_EXERCISE PROMPT:_
Look through the data below and return each line where "Choice" appears.

## BEGIN STORED ROWS

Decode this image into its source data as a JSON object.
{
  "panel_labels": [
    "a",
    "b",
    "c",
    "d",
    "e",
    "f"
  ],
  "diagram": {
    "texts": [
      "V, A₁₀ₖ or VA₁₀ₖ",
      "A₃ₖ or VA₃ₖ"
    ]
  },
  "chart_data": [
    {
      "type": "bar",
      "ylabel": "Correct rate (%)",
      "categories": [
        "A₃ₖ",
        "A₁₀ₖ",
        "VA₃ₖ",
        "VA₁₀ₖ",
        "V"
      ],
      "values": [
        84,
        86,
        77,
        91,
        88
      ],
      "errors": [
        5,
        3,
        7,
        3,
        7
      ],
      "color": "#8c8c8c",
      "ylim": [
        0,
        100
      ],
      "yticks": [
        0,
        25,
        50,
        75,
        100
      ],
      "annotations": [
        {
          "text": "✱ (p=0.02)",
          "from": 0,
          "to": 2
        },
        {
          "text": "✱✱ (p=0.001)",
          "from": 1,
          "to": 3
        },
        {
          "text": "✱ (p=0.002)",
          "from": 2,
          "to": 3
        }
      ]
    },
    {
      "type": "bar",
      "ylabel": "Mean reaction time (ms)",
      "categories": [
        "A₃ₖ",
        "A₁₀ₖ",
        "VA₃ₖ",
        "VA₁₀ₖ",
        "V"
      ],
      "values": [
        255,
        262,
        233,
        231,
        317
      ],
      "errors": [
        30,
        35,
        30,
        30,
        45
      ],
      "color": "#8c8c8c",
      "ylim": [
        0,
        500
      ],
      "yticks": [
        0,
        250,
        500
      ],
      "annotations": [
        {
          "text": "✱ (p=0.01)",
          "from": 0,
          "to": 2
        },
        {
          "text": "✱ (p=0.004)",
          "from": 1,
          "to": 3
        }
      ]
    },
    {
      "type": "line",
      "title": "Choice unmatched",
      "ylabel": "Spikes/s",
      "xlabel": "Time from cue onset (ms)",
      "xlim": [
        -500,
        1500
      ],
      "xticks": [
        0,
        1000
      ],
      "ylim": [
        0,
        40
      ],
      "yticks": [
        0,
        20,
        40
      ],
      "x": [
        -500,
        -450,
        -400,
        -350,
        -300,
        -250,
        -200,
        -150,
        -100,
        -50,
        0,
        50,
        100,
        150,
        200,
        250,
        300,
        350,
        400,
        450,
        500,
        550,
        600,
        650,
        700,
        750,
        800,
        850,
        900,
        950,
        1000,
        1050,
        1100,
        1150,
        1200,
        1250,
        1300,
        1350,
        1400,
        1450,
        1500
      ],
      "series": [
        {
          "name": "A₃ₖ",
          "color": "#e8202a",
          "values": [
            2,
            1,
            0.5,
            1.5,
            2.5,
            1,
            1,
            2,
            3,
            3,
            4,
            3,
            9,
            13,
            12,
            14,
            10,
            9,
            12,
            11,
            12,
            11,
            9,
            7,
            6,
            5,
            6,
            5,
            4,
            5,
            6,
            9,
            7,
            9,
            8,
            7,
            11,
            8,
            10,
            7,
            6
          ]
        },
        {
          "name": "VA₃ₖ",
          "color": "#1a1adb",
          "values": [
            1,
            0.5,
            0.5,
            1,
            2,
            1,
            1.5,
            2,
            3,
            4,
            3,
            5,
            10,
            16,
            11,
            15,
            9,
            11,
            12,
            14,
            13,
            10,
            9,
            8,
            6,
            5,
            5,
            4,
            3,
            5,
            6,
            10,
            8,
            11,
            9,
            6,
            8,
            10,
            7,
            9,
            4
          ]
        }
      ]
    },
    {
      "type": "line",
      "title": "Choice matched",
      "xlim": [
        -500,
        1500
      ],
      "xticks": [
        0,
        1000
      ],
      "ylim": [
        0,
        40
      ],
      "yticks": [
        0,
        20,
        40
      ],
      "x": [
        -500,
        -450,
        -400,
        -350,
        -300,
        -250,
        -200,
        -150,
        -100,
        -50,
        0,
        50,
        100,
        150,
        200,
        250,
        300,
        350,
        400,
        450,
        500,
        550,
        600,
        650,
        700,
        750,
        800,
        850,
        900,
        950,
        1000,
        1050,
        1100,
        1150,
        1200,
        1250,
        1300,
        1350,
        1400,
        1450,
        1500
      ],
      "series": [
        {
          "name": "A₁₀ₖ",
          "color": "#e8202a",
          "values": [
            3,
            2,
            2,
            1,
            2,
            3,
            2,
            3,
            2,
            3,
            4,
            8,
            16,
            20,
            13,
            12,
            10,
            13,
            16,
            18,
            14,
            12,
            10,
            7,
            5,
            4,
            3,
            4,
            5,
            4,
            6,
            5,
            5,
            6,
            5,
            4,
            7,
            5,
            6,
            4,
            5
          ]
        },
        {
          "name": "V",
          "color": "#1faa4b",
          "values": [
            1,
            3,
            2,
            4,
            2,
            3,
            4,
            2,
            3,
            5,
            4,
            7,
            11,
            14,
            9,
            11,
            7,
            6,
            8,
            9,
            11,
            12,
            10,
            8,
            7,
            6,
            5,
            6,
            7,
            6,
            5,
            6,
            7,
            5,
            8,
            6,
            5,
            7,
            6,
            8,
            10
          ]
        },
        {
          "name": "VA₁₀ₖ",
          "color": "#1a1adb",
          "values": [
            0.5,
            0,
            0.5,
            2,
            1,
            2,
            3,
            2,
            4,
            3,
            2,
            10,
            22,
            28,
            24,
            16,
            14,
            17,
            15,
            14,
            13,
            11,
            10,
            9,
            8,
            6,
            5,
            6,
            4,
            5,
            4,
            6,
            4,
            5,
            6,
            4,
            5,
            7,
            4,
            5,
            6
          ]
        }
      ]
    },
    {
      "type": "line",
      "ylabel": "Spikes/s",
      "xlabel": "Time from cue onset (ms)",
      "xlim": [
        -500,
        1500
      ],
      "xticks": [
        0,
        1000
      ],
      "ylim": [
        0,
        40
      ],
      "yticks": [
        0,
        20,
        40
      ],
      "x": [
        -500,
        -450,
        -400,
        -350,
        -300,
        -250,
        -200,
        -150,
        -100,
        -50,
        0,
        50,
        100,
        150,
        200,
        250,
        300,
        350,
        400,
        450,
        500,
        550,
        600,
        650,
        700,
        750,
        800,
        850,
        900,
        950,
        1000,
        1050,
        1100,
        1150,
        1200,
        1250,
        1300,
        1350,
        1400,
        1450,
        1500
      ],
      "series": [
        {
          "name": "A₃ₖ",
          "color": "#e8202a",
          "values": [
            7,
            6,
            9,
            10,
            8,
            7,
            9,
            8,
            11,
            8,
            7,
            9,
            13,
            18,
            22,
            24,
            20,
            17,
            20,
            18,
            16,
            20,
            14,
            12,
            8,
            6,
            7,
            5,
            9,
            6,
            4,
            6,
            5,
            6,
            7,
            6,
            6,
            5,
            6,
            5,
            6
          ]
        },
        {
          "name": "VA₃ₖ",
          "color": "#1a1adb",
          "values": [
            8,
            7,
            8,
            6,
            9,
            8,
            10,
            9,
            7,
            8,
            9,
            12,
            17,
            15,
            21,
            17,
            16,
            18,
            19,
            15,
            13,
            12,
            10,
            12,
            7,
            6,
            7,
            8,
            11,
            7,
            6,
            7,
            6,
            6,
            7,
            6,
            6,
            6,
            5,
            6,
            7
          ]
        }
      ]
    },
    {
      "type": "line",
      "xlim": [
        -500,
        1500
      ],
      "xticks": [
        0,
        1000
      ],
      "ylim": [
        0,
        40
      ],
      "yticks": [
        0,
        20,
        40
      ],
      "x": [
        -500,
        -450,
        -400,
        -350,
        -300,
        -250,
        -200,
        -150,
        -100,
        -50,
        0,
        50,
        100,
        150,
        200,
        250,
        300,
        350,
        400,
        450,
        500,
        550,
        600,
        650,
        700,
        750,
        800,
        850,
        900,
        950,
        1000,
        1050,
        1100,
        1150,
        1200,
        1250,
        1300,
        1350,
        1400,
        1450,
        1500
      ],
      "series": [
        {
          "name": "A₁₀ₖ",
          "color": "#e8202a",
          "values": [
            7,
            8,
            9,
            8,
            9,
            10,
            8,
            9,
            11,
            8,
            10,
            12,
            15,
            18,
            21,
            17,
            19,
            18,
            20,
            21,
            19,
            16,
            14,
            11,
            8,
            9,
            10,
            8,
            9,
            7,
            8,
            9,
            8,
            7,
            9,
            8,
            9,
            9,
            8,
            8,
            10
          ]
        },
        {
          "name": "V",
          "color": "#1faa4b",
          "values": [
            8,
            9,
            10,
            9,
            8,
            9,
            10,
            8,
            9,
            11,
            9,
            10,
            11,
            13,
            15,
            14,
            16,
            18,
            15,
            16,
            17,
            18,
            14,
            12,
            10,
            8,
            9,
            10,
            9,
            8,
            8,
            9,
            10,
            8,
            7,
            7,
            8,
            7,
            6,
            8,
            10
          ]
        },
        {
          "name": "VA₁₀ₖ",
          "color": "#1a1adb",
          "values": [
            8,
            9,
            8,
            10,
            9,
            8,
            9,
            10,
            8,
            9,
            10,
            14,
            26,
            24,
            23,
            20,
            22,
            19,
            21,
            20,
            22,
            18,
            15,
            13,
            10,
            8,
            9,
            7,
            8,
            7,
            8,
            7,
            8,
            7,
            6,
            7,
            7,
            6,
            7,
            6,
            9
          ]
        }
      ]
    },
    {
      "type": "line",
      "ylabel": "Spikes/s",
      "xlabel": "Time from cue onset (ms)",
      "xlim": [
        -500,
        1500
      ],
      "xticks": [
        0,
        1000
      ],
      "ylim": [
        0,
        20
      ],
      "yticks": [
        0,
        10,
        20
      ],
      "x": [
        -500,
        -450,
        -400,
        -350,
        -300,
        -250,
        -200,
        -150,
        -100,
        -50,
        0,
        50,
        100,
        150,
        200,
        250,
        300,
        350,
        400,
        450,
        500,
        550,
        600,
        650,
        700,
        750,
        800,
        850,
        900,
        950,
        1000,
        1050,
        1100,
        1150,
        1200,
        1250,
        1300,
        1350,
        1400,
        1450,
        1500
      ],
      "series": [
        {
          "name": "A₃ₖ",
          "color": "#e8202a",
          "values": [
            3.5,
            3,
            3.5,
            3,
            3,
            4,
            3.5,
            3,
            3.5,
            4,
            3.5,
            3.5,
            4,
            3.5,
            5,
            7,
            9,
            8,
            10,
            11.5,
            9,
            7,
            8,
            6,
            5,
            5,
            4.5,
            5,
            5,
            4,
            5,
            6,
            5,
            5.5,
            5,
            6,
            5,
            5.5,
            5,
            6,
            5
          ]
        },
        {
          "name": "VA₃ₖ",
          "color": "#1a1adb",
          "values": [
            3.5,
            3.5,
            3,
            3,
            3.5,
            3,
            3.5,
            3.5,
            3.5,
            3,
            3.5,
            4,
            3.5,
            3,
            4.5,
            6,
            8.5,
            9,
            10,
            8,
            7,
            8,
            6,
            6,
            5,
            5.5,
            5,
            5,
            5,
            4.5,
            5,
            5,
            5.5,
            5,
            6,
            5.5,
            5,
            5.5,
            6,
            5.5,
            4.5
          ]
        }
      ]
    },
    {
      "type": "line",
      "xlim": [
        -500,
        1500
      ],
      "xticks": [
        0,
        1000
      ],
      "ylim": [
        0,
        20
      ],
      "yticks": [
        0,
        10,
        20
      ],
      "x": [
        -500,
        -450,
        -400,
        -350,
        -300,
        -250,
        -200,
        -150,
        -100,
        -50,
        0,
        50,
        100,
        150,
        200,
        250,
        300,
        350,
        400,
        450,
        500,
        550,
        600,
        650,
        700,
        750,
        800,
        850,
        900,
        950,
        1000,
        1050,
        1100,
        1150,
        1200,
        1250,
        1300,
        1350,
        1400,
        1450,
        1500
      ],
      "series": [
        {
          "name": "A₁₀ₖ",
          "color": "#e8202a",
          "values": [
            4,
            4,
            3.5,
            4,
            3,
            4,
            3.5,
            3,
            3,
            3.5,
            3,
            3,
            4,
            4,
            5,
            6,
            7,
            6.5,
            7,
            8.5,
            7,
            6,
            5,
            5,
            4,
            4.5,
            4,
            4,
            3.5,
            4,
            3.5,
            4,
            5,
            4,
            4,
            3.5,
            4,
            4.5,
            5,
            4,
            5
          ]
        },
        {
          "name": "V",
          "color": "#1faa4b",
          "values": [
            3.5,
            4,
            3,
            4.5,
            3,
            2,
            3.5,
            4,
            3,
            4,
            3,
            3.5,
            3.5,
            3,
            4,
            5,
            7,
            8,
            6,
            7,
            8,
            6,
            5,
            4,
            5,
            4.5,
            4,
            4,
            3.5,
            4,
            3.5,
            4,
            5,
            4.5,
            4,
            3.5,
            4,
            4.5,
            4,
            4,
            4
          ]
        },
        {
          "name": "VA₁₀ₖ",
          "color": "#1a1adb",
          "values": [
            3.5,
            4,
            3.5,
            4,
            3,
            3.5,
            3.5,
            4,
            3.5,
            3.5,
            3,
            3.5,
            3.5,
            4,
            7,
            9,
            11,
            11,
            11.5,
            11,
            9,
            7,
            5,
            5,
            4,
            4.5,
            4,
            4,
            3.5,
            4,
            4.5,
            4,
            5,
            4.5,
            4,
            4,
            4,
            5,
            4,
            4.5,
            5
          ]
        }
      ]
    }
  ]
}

## END STORED ROWS

_OUTPUT OF THE EXERCISE:_
      "title": "Choice unmatched",
      "title": "Choice matched",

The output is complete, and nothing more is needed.